Records for this exercise:

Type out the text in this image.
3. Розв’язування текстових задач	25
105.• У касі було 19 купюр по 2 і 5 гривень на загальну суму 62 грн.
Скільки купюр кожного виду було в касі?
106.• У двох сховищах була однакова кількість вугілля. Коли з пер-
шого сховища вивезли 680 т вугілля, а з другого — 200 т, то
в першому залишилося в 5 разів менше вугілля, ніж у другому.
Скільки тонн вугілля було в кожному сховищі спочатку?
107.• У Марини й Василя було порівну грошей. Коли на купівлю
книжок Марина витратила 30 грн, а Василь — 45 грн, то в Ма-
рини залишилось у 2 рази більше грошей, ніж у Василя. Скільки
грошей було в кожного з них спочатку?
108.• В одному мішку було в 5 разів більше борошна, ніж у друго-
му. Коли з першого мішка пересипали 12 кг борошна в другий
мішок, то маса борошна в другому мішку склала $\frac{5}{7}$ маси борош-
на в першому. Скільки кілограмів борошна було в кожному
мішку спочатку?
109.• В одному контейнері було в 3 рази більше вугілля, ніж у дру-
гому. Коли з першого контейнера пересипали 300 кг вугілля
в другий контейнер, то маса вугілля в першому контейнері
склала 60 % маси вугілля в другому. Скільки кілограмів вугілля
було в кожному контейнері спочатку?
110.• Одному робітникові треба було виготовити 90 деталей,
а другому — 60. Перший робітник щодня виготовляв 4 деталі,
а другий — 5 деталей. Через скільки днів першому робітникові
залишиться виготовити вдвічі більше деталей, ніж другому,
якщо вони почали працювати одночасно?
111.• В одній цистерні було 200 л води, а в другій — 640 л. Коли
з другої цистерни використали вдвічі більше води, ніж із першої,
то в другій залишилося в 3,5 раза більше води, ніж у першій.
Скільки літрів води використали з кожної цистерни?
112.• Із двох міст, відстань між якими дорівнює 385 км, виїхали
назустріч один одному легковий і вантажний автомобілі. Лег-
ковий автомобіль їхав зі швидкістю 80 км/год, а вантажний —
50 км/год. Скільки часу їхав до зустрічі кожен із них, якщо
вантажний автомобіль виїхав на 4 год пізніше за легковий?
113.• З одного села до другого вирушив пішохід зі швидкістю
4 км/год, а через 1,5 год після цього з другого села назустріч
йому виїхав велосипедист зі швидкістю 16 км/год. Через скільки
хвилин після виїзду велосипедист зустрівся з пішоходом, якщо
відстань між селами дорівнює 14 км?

Objective:
Transcribe the full listing above without leaving anything out.

Problem solution:
Type out the text in this image.
3. Розв’язування текстових задач	25
105.• У касі було 19 купюр по 2 і 5 гривень на загальну суму 62 грн.
Скільки купюр кожного виду було в касі?
106.• У двох сховищах була однакова кількість вугілля. Коли з пер-
шого сховища вивезли 680 т вугілля, а з другого — 200 т, то
в першому залишилося в 5 разів менше вугілля, ніж у другому.
Скільки тонн вугілля було в кожному сховищі спочатку?
107.• У Марини й Василя було порівну грошей. Коли на купівлю
книжок Марина витратила 30 грн, а Василь — 45 грн, то в Ма-
рини залишилось у 2 рази більше грошей, ніж у Василя. Скільки
грошей було в кожного з них спочатку?
108.• В одному мішку було в 5 разів більше борошна, ніж у друго-
му. Коли з першого мішка пересипали 12 кг борошна в другий
мішок, то маса борошна в другому мішку склала $\frac{5}{7}$ маси борош-
на в першому. Скільки кілограмів борошна було в кожному
мішку спочатку?
109.• В одному контейнері було в 3 рази більше вугілля, ніж у дру-
гому. Коли з першого контейнера пересипали 300 кг вугілля
в другий контейнер, то маса вугілля в першому контейнері
склала 60 % маси вугілля в другому. Скільки кілограмів вугілля
було в кожному контейнері спочатку?
110.• Одному робітникові треба було виготовити 90 деталей,
а другому — 60. Перший робітник щодня виготовляв 4 деталі,
а другий — 5 деталей. Через скільки днів першому робітникові
залишиться виготовити вдвічі більше деталей, ніж другому,
якщо вони почали працювати одночасно?
111.• В одній цистерні було 200 л води, а в другій — 640 л. Коли
з другої цистерни використали вдвічі більше води, ніж із першої,
то в другій залишилося в 3,5 раза більше води, ніж у першій.
Скільки літрів води використали з кожної цистерни?
112.• Із двох міст, відстань між якими дорівнює 385 км, виїхали
назустріч один одному легковий і вантажний автомобілі. Лег-
ковий автомобіль їхав зі швидкістю 80 км/год, а вантажний —
50 км/год. Скільки часу їхав до зустрічі кожен із них, якщо
вантажний автомобіль виїхав на 4 год пізніше за легковий?
113.• З одного села до другого вирушив пішохід зі швидкістю
4 км/год, а через 1,5 год після цього з другого села назустріч
йому виїхав велосипедист зі швидкістю 16 км/год. Через скільки
хвилин після виїзду велосипедист зустрівся з пішоходом, якщо
відстань між селами дорівнює 14 км?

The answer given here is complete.